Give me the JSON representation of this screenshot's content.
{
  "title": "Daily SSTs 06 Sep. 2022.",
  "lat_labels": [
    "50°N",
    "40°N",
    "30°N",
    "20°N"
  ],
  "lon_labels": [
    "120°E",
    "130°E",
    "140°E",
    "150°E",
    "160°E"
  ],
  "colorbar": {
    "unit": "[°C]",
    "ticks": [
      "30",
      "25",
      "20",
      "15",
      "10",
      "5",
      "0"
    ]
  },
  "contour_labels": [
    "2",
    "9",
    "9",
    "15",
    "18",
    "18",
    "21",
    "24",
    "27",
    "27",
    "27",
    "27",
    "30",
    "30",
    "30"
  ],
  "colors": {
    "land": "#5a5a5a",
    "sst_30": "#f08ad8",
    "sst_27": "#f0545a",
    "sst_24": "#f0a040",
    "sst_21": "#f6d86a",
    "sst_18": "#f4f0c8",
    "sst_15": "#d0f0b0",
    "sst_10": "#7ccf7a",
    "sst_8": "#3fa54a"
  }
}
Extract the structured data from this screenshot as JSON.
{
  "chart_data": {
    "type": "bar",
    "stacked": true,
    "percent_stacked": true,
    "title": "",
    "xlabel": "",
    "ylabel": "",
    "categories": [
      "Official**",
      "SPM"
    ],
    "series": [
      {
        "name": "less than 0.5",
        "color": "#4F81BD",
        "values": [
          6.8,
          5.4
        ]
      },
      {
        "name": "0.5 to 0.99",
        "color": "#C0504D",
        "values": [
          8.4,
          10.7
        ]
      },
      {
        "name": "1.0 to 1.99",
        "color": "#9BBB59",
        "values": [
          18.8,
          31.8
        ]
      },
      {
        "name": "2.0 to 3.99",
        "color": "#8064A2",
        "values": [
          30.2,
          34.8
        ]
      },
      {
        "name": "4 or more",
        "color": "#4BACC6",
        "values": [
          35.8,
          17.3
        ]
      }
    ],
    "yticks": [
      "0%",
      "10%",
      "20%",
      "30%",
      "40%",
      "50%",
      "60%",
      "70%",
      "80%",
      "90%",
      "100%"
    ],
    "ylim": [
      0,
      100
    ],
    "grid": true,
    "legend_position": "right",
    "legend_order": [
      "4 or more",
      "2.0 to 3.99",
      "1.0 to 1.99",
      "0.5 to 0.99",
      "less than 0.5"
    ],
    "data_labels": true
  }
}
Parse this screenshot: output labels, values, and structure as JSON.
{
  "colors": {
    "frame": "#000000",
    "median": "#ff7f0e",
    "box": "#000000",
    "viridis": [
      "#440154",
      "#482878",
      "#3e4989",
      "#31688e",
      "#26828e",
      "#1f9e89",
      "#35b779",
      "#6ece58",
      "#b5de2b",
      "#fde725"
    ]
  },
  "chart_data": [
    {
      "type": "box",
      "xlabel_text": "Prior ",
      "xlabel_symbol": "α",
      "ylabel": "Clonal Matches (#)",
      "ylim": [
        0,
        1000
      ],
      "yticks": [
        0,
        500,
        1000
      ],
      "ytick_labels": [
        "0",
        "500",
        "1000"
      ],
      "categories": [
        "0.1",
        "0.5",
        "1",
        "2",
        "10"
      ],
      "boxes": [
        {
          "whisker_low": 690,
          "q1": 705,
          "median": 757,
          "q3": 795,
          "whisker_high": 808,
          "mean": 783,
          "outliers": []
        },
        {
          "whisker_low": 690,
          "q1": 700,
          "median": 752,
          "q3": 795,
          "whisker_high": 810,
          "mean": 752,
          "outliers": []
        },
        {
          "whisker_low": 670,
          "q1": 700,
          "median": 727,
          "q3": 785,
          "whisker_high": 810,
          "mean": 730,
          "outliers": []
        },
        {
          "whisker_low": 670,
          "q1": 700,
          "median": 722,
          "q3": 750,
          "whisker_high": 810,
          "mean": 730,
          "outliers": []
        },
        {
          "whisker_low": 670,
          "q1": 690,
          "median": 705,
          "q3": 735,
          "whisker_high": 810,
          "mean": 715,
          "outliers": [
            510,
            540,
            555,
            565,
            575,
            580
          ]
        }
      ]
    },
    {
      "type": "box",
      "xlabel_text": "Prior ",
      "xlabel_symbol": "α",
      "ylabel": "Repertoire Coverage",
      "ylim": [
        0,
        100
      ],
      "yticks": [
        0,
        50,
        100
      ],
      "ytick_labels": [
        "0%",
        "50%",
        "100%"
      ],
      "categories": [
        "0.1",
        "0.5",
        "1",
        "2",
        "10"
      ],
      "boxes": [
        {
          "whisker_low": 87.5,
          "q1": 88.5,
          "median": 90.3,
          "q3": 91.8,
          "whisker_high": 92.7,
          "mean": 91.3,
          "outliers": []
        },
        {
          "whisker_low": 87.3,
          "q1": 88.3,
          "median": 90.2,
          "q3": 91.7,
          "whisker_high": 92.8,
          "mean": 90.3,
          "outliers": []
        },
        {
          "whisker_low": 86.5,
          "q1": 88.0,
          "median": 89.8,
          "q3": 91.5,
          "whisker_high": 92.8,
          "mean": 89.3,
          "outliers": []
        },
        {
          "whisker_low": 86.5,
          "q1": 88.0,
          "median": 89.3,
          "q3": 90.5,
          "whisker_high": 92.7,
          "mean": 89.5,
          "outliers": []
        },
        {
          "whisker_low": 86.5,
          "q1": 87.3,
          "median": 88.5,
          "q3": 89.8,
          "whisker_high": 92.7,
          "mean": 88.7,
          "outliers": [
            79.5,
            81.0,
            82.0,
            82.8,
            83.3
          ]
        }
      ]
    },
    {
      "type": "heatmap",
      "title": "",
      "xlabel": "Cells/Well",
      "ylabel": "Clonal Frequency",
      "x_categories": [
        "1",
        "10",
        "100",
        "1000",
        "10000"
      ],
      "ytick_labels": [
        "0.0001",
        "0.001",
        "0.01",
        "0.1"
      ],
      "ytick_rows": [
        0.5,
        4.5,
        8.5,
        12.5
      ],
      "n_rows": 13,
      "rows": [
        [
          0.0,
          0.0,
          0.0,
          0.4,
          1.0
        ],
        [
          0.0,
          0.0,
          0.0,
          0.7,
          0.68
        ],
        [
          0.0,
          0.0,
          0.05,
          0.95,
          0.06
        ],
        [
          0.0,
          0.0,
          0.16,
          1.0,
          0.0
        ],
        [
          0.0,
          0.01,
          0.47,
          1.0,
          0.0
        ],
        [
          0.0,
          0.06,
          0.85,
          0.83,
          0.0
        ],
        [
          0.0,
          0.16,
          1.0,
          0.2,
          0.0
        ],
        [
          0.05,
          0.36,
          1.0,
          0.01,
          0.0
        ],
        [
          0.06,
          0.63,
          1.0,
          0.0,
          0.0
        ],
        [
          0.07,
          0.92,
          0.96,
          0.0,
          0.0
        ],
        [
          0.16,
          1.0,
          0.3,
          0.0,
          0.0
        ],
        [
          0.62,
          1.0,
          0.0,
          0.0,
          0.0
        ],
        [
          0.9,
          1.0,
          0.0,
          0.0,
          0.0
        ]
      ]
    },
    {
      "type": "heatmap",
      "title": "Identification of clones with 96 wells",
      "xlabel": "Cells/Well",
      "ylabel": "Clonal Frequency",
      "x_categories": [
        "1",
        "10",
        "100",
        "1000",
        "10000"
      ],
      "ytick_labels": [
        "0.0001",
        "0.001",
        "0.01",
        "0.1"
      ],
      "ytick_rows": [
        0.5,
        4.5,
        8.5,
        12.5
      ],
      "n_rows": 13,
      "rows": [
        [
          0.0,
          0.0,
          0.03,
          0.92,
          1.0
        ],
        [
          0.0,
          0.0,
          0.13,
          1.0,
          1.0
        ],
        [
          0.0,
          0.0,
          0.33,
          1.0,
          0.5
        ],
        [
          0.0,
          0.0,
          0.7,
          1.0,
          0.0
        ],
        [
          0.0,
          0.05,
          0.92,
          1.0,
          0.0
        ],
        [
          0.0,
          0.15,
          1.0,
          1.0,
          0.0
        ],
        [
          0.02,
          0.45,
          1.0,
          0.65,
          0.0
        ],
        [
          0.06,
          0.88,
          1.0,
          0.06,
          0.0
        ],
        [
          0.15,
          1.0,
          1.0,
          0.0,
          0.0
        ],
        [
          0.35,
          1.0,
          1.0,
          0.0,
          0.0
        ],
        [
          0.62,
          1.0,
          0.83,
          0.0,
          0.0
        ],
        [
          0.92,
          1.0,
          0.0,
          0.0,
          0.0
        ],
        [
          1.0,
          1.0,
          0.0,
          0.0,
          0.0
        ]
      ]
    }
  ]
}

━━━━━━━━━━━━━━━━

§ The exercise: Scan the lines for the string "JSON". Pick out every line that has it.

§ Completed exercise:
Give me the JSON representation of this screenshot's content.
Extract the structured data from this screenshot as JSON.
Parse this screenshot: output labels, values, and structure as JSON.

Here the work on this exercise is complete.